* **Exercise description**: Look through the records below and give the number of lines holding the string "Tuesday", nothing more.

* **Stored rows**:
* Begin *

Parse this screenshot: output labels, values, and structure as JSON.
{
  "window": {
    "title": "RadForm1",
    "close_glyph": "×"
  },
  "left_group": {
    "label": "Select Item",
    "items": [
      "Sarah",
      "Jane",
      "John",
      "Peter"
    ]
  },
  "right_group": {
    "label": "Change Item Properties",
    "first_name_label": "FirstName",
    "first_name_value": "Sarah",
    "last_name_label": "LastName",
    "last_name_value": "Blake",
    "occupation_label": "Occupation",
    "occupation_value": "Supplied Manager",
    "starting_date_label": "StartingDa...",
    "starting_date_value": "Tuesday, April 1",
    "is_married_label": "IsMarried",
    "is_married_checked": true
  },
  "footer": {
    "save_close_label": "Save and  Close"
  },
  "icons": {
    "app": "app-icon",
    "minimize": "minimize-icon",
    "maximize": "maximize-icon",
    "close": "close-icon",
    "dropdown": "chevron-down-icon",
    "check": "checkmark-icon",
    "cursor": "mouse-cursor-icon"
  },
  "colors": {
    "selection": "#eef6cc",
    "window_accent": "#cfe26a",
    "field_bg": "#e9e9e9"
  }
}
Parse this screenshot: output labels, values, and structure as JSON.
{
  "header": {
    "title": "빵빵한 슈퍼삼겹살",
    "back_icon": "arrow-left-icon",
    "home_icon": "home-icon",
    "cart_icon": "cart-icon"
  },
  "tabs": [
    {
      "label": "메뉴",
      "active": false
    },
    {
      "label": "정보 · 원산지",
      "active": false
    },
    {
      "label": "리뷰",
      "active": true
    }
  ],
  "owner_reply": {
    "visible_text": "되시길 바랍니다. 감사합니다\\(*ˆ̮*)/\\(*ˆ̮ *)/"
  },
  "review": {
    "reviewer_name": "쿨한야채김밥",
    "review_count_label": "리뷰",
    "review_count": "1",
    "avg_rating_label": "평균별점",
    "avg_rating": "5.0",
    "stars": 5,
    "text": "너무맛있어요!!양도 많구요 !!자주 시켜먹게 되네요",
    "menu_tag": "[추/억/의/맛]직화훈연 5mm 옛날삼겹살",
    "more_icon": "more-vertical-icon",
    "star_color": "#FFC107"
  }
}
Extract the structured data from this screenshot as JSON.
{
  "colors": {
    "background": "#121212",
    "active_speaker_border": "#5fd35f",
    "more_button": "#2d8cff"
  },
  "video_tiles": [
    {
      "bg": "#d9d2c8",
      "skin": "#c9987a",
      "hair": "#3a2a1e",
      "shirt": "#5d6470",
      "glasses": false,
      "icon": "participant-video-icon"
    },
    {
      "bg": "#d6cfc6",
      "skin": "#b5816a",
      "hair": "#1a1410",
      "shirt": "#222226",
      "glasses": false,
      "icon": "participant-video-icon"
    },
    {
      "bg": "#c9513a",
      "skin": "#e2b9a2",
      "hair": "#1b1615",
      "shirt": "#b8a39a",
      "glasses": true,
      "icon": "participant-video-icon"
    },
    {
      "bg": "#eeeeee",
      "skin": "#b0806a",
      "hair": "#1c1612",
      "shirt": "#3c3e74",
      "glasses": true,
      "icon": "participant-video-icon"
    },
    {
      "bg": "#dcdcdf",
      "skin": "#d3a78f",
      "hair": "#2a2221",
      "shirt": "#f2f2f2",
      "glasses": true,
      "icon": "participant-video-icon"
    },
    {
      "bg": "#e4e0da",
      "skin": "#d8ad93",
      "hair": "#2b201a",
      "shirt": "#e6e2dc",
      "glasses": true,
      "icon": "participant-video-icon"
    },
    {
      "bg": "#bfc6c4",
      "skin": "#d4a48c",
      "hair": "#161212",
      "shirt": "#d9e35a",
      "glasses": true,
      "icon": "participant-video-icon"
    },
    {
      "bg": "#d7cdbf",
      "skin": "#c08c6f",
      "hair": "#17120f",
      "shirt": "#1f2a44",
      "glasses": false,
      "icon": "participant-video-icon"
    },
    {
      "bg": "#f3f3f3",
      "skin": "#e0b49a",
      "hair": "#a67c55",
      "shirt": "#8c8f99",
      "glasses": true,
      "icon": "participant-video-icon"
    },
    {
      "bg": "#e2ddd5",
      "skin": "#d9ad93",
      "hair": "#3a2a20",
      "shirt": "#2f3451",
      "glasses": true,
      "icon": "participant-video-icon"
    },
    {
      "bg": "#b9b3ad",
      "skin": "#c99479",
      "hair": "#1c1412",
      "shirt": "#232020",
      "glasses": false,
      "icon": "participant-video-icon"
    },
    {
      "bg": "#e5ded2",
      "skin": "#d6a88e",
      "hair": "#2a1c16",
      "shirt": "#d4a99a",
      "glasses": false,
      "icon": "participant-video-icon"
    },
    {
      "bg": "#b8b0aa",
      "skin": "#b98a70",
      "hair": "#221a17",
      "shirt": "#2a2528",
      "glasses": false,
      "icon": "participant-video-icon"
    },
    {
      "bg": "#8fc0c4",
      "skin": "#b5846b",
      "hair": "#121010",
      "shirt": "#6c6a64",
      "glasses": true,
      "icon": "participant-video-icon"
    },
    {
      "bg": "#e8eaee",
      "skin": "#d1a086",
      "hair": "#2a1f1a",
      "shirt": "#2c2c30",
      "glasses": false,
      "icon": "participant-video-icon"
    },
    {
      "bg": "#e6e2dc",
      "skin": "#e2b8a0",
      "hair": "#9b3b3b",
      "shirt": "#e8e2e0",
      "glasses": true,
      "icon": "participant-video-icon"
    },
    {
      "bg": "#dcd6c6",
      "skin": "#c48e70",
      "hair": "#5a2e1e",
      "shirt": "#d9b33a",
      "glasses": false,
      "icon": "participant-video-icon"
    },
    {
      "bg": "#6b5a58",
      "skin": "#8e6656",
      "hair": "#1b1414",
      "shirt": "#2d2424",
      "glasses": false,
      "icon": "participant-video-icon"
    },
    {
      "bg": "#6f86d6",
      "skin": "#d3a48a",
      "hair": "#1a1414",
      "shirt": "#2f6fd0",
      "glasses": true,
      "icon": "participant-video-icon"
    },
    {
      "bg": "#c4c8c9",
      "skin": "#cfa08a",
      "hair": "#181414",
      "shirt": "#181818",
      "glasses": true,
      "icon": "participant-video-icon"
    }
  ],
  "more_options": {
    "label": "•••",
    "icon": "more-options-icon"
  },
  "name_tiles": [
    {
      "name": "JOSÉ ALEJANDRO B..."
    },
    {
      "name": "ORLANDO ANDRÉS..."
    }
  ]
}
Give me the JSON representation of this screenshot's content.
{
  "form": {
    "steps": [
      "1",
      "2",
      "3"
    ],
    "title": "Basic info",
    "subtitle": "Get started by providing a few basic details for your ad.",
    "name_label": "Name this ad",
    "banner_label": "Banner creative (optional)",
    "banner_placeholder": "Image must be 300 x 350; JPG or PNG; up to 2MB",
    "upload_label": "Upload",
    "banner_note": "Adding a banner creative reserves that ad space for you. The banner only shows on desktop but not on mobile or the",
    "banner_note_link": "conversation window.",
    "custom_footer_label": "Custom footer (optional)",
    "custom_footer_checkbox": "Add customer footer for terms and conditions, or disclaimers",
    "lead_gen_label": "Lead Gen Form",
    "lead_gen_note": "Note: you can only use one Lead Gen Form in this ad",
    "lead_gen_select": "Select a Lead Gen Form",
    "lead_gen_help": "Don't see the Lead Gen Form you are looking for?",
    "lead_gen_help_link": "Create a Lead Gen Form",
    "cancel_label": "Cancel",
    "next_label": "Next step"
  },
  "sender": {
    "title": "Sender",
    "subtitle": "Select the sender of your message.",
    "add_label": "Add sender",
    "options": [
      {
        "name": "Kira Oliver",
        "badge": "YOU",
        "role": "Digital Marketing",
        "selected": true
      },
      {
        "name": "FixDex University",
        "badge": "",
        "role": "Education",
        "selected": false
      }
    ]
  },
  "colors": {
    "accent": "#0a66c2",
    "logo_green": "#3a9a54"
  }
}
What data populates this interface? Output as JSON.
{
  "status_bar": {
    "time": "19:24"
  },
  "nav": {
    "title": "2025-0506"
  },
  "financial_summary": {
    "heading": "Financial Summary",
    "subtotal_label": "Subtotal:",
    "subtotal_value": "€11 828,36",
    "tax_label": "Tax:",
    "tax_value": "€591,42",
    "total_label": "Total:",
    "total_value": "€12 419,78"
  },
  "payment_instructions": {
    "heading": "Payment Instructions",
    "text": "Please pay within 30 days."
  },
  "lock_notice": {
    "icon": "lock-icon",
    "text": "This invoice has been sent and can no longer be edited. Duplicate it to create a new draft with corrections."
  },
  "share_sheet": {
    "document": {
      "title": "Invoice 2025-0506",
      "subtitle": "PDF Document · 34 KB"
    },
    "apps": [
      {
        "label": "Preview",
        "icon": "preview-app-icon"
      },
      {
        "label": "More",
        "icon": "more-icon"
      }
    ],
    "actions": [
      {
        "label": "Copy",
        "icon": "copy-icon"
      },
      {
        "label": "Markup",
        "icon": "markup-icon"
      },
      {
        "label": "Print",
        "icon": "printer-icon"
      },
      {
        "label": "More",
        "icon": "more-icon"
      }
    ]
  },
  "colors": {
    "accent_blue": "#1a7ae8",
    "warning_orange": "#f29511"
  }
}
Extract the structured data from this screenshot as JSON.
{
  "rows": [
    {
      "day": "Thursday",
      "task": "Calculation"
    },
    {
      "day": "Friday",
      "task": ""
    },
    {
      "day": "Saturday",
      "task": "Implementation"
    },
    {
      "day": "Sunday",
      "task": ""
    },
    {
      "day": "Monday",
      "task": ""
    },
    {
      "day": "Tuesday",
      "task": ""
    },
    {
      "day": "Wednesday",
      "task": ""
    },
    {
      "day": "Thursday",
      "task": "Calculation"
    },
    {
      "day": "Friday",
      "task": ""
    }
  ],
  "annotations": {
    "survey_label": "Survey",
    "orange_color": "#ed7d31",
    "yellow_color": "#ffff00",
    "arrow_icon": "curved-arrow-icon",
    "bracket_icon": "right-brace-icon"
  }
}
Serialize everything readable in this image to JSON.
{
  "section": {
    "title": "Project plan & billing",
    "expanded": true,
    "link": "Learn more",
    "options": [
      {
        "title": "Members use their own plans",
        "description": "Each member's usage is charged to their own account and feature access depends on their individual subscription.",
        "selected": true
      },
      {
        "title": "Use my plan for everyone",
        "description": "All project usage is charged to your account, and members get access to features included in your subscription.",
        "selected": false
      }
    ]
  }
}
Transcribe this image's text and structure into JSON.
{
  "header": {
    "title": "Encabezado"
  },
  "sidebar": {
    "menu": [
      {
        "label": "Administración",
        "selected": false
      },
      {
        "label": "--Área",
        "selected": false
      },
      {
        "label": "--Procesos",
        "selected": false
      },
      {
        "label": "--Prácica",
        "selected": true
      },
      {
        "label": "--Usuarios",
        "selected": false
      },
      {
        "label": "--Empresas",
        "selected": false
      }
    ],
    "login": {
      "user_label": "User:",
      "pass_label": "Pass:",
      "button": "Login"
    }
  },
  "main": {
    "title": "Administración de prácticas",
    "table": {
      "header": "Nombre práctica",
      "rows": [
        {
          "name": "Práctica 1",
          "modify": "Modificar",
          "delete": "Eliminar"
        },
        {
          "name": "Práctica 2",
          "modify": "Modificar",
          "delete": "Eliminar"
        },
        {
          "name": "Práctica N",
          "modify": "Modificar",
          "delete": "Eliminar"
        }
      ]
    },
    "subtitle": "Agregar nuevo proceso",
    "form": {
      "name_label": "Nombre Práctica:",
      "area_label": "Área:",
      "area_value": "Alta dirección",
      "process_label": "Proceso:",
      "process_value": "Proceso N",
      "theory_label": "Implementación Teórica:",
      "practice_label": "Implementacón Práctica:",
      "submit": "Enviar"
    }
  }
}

* End *

* **Task solution**: 2